__TASK OBJECTIVE__
Review the material and extract every line in which the word "content" occurs.

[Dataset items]
+-------+

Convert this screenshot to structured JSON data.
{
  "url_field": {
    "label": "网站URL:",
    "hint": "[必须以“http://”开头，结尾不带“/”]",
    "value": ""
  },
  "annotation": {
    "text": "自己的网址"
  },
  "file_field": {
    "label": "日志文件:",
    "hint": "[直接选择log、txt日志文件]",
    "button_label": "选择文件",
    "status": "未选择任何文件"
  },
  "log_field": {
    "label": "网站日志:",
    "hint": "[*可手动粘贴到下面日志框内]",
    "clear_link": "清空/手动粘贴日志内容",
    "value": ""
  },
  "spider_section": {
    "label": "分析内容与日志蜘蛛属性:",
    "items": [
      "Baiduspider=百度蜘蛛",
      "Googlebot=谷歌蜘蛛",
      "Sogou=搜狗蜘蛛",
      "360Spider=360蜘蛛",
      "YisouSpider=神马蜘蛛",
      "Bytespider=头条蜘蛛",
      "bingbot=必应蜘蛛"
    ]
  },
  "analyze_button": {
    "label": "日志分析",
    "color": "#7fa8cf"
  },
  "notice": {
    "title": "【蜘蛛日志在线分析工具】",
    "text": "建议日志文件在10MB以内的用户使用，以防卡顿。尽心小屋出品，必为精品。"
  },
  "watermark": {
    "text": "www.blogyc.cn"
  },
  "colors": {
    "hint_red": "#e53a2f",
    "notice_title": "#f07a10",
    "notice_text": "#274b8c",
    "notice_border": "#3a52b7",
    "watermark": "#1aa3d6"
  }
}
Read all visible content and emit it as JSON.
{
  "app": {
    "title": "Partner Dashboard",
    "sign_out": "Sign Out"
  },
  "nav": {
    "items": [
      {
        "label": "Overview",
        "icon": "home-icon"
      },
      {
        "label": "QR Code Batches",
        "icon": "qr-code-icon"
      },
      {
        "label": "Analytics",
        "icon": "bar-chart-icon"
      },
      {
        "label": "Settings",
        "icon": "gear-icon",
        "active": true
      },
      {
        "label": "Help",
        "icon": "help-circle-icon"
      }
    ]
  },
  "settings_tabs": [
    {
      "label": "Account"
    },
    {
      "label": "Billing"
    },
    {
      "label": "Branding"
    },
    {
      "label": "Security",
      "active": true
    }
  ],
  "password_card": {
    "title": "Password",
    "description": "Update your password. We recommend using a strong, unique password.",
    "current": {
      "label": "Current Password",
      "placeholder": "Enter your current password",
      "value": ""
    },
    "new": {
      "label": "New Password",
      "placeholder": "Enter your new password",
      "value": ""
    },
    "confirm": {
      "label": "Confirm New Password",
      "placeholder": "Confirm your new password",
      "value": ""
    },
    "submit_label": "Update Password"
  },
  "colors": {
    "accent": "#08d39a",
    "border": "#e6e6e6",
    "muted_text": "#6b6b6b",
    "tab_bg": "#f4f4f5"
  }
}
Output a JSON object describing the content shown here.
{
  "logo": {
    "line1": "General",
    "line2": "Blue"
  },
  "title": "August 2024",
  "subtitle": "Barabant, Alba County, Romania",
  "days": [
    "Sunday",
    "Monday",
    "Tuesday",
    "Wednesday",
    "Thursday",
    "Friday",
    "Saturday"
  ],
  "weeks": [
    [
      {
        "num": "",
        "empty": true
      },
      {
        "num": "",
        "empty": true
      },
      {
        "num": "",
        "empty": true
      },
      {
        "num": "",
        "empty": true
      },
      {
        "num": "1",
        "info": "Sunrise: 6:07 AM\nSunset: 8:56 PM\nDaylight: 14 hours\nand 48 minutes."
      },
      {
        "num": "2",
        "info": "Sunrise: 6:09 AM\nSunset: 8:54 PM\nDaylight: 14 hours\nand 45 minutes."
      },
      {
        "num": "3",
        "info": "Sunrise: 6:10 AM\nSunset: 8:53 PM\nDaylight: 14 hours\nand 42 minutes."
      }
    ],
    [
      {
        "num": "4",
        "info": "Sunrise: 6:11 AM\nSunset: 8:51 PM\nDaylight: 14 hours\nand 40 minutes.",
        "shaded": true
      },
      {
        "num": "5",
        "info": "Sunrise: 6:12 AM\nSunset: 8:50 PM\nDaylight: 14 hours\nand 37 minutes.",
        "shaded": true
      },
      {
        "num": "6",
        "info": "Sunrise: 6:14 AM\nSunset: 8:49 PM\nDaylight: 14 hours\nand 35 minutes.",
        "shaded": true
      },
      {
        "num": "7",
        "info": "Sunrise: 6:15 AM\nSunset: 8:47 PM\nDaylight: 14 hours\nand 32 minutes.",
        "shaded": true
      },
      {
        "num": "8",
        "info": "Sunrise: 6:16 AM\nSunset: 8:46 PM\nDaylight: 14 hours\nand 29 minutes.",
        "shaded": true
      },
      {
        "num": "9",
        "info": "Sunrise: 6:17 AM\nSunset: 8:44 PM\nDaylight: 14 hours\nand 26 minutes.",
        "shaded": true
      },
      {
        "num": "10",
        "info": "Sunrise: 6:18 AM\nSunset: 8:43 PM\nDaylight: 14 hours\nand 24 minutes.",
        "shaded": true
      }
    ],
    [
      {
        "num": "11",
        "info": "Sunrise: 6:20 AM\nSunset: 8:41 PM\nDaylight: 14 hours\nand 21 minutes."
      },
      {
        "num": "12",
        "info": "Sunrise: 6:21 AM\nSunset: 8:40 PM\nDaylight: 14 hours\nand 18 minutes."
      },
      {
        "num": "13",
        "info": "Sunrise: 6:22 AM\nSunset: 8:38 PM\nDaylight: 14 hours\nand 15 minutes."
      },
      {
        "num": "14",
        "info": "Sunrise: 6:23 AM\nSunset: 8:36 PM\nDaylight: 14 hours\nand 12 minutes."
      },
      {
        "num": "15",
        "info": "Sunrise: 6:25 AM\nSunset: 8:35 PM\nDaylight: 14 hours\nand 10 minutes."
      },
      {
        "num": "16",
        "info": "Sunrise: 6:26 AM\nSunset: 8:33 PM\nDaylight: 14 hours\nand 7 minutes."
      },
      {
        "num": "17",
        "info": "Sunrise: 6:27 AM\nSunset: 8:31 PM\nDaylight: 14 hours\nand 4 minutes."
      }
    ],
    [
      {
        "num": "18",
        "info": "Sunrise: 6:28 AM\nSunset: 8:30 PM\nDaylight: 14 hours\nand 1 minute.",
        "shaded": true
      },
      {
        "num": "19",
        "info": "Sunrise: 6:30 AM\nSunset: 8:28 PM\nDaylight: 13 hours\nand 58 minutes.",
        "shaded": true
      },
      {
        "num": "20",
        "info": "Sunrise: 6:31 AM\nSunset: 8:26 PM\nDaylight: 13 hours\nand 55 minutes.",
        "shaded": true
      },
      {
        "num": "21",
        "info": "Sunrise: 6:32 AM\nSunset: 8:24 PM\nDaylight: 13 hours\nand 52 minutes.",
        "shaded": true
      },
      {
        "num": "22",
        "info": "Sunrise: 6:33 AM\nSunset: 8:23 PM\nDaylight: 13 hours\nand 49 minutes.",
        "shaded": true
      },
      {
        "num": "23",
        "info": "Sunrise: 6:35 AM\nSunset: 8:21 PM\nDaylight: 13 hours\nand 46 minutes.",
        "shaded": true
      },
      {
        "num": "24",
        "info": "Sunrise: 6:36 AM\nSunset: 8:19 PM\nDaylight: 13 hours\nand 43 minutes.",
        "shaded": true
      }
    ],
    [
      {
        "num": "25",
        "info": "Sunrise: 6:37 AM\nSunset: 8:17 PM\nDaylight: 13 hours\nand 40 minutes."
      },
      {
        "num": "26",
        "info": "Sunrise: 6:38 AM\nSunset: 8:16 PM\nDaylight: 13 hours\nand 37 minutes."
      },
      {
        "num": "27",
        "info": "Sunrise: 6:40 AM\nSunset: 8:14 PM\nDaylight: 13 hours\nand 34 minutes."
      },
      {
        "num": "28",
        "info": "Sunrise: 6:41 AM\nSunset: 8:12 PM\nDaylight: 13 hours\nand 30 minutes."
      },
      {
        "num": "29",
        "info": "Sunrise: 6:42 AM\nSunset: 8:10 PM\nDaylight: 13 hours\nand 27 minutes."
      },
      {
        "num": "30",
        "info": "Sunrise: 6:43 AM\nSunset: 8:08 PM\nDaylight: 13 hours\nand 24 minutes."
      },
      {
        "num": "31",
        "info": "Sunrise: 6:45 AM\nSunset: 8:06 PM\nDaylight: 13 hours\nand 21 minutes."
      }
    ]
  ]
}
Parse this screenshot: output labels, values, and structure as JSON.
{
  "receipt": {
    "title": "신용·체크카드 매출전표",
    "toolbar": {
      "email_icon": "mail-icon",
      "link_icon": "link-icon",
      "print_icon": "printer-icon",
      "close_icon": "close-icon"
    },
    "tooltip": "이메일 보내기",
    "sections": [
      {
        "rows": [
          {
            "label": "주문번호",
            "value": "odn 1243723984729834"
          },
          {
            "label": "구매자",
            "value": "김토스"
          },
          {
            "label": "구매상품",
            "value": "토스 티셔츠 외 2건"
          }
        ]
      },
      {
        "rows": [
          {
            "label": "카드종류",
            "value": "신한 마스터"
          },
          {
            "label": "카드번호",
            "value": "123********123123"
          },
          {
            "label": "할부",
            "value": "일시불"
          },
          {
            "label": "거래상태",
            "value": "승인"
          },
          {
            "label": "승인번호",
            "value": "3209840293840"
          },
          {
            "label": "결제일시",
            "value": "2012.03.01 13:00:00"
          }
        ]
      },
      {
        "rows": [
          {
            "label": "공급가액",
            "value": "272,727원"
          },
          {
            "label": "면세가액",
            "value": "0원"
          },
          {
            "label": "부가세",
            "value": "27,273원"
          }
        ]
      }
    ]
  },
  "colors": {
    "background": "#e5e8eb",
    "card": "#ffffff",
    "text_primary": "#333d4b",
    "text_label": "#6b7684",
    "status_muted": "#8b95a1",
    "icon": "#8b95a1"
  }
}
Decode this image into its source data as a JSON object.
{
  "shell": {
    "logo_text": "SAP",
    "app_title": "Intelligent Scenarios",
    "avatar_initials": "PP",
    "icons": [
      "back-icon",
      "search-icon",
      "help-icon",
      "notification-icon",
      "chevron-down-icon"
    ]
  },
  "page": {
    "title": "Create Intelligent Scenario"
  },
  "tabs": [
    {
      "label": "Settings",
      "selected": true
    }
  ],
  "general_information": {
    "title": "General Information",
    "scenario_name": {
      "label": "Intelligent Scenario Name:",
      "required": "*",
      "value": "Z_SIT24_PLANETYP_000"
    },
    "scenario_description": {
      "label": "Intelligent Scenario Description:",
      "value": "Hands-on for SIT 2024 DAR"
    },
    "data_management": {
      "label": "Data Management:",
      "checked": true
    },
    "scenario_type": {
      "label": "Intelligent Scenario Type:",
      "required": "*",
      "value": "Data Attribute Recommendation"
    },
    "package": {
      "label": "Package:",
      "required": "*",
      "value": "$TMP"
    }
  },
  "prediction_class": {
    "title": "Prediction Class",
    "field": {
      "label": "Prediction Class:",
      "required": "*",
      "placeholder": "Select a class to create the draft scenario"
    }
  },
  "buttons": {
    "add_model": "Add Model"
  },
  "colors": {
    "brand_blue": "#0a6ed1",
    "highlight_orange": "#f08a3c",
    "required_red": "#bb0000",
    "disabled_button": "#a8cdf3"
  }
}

+-------+

__TASK RESPONSE__
Read all visible content and emit it as JSON.
Output a JSON object describing the content shown here.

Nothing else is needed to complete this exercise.